** Begin Material for this task **
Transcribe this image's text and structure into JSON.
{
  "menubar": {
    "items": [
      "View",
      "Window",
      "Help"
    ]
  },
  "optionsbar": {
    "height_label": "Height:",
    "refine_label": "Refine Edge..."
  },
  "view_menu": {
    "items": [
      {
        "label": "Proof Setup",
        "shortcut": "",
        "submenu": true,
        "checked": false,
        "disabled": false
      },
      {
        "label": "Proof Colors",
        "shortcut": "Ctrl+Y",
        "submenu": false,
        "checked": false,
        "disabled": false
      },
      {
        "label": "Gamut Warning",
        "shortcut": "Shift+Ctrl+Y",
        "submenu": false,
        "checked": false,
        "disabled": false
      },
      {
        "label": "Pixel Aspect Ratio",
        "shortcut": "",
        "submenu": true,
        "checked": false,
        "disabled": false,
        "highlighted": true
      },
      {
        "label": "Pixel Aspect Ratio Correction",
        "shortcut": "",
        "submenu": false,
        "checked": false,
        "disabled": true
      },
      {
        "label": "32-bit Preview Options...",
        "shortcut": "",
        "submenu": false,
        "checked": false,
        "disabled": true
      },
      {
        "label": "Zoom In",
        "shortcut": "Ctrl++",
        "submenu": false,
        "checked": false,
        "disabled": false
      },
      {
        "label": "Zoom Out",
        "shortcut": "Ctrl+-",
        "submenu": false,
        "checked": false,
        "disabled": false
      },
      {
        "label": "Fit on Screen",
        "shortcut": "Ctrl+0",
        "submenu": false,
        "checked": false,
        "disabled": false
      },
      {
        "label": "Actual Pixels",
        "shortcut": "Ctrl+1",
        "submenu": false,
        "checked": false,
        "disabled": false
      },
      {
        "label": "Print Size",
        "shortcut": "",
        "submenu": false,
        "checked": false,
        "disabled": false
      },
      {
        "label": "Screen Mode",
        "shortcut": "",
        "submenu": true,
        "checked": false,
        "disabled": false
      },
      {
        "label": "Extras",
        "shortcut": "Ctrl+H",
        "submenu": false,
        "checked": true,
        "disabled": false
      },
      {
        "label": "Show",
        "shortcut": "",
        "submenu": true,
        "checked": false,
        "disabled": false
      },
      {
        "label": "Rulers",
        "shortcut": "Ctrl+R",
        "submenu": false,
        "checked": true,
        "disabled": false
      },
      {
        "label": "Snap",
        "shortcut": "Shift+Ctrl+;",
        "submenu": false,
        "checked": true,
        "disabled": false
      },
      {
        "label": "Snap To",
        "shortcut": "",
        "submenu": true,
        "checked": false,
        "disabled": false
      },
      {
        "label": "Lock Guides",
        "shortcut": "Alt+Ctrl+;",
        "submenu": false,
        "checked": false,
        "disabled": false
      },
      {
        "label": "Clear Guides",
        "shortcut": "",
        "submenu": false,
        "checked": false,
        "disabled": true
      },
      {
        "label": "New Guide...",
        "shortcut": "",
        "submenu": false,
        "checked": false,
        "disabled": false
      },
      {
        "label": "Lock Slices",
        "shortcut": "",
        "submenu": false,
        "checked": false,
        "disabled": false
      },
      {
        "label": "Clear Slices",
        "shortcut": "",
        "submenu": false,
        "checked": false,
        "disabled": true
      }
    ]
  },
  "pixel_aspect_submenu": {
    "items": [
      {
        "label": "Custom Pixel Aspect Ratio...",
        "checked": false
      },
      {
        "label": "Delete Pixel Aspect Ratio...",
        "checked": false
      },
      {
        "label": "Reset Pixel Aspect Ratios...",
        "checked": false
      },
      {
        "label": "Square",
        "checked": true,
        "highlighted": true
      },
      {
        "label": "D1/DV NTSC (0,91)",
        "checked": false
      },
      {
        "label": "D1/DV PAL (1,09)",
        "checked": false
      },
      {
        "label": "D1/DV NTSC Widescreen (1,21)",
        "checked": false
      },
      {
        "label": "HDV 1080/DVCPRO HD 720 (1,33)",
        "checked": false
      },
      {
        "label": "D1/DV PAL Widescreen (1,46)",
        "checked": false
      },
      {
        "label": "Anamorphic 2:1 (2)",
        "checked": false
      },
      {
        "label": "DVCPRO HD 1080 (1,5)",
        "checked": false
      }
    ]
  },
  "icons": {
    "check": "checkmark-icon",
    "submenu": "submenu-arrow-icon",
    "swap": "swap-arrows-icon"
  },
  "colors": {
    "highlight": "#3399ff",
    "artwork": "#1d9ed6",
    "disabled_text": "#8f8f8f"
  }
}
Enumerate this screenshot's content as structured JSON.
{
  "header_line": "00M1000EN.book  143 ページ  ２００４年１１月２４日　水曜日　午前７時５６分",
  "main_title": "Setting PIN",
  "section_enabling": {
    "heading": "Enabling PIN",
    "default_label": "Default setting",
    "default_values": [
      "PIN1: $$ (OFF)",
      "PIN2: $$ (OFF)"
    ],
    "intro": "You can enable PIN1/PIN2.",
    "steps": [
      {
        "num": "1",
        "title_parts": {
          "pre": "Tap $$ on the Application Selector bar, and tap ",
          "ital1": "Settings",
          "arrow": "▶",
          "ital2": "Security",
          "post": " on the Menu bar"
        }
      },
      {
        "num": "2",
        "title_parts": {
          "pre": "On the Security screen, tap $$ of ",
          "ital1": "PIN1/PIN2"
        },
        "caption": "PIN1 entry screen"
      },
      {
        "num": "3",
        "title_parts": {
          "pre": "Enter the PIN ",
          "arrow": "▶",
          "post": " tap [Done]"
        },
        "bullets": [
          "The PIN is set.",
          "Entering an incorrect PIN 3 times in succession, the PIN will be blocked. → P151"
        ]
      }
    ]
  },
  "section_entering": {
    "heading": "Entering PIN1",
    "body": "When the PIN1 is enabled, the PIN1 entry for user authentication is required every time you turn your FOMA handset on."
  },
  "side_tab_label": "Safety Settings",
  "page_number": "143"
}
** End Material for this task **
■ Task prompt
All entries shown above should be printed again exactly.

■ The reply
Transcribe this image's text and structure into JSON.
{
  "menubar": {
    "items": [
      "View",
      "Window",
      "Help"
    ]
  },
  "optionsbar": {
    "height_label": "Height:",
    "refine_label": "Refine Edge..."
  },
  "view_menu": {
    "items": [
      {
        "label": "Proof Setup",
        "shortcut": "",
        "submenu": true,
        "checked": false,
        "disabled": false
      },
      {
        "label": "Proof Colors",
        "shortcut": "Ctrl+Y",
        "submenu": false,
        "checked": false,
        "disabled": false
      },
      {
        "label": "Gamut Warning",
        "shortcut": "Shift+Ctrl+Y",
        "submenu": false,
        "checked": false,
        "disabled": false
      },
      {
        "label": "Pixel Aspect Ratio",
        "shortcut": "",
        "submenu": true,
        "checked": false,
        "disabled": false,
        "highlighted": true
      },
      {
        "label": "Pixel Aspect Ratio Correction",
        "shortcut": "",
        "submenu": false,
        "checked": false,
        "disabled": true
      },
      {
        "label": "32-bit Preview Options...",
        "shortcut": "",
        "submenu": false,
        "checked": false,
        "disabled": true
      },
      {
        "label": "Zoom In",
        "shortcut": "Ctrl++",
        "submenu": false,
        "checked": false,
        "disabled": false
      },
      {
        "label": "Zoom Out",
        "shortcut": "Ctrl+-",
        "submenu": false,
        "checked": false,
        "disabled": false
      },
      {
        "label": "Fit on Screen",
        "shortcut": "Ctrl+0",
        "submenu": false,
        "checked": false,
        "disabled": false
      },
      {
        "label": "Actual Pixels",
        "shortcut": "Ctrl+1",
        "submenu": false,
        "checked": false,
        "disabled": false
      },
      {
        "label": "Print Size",
        "shortcut": "",
        "submenu": false,
        "checked": false,
        "disabled": false
      },
      {
        "label": "Screen Mode",
        "shortcut": "",
        "submenu": true,
        "checked": false,
        "disabled": false
      },
      {
        "label": "Extras",
        "shortcut": "Ctrl+H",
        "submenu": false,
        "checked": true,
        "disabled": false
      },
      {
        "label": "Show",
        "shortcut": "",
        "submenu": true,
        "checked": false,
        "disabled": false
      },
      {
        "label": "Rulers",
        "shortcut": "Ctrl+R",
        "submenu": false,
        "checked": true,
        "disabled": false
      },
      {
        "label": "Snap",
        "shortcut": "Shift+Ctrl+;",
        "submenu": false,
        "checked": true,
        "disabled": false
      },
      {
        "label": "Snap To",
        "shortcut": "",
        "submenu": true,
        "checked": false,
        "disabled": false
      },
      {
        "label": "Lock Guides",
        "shortcut": "Alt+Ctrl+;",
        "submenu": false,
        "checked": false,
        "disabled": false
      },
      {
        "label": "Clear Guides",
        "shortcut": "",
        "submenu": false,
        "checked": false,
        "disabled": true
      },
      {
        "label": "New Guide...",
        "shortcut": "",
        "submenu": false,
        "checked": false,
        "disabled": false
      },
      {
        "label": "Lock Slices",
        "shortcut": "",
        "submenu": false,
        "checked": false,
        "disabled": false
      },
      {
        "label": "Clear Slices",
        "shortcut": "",
        "submenu": false,
        "checked": false,
        "disabled": true
      }
    ]
  },
  "pixel_aspect_submenu": {
    "items": [
      {
        "label": "Custom Pixel Aspect Ratio...",
        "checked": false
      },
      {
        "label": "Delete Pixel Aspect Ratio...",
        "checked": false
      },
      {
        "label": "Reset Pixel Aspect Ratios...",
        "checked": false
      },
      {
        "label": "Square",
        "checked": true,
        "highlighted": true
      },
      {
        "label": "D1/DV NTSC (0,91)",
        "checked": false
      },
      {
        "label": "D1/DV PAL (1,09)",
        "checked": false
      },
      {
        "label": "D1/DV NTSC Widescreen (1,21)",
        "checked": false
      },
      {
        "label": "HDV 1080/DVCPRO HD 720 (1,33)",
        "checked": false
      },
      {
        "label": "D1/DV PAL Widescreen (1,46)",
        "checked": false
      },
      {
        "label": "Anamorphic 2:1 (2)",
        "checked": false
      },
      {
        "label": "DVCPRO HD 1080 (1,5)",
        "checked": false
      }
    ]
  },
  "icons": {
    "check": "checkmark-icon",
    "submenu": "submenu-arrow-icon",
    "swap": "swap-arrows-icon"
  },
  "colors": {
    "highlight": "#3399ff",
    "artwork": "#1d9ed6",
    "disabled_text": "#8f8f8f"
  }
}
Enumerate this screenshot's content as structured JSON.
{
  "header_line": "00M1000EN.book  143 ページ  ２００４年１１月２４日　水曜日　午前７時５６分",
  "main_title": "Setting PIN",
  "section_enabling": {
    "heading": "Enabling PIN",
    "default_label": "Default setting",
    "default_values": [
      "PIN1: $$ (OFF)",
      "PIN2: $$ (OFF)"
    ],
    "intro": "You can enable PIN1/PIN2.",
    "steps": [
      {
        "num": "1",
        "title_parts": {
          "pre": "Tap $$ on the Application Selector bar, and tap ",
          "ital1": "Settings",
          "arrow": "▶",
          "ital2": "Security",
          "post": " on the Menu bar"
        }
      },
      {
        "num": "2",
        "title_parts": {
          "pre": "On the Security screen, tap $$ of ",
          "ital1": "PIN1/PIN2"
        },
        "caption": "PIN1 entry screen"
      },
      {
        "num": "3",
        "title_parts": {
          "pre": "Enter the PIN ",
          "arrow": "▶",
          "post": " tap [Done]"
        },
        "bullets": [
          "The PIN is set.",
          "Entering an incorrect PIN 3 times in succession, the PIN will be blocked. → P151"
        ]
      }
    ]
  },
  "section_entering": {
    "heading": "Entering PIN1",
    "body": "When the PIN1 is enabled, the PIN1 entry for user authentication is required every time you turn your FOMA handset on."
  },
  "side_tab_label": "Safety Settings",
  "page_number": "143"
}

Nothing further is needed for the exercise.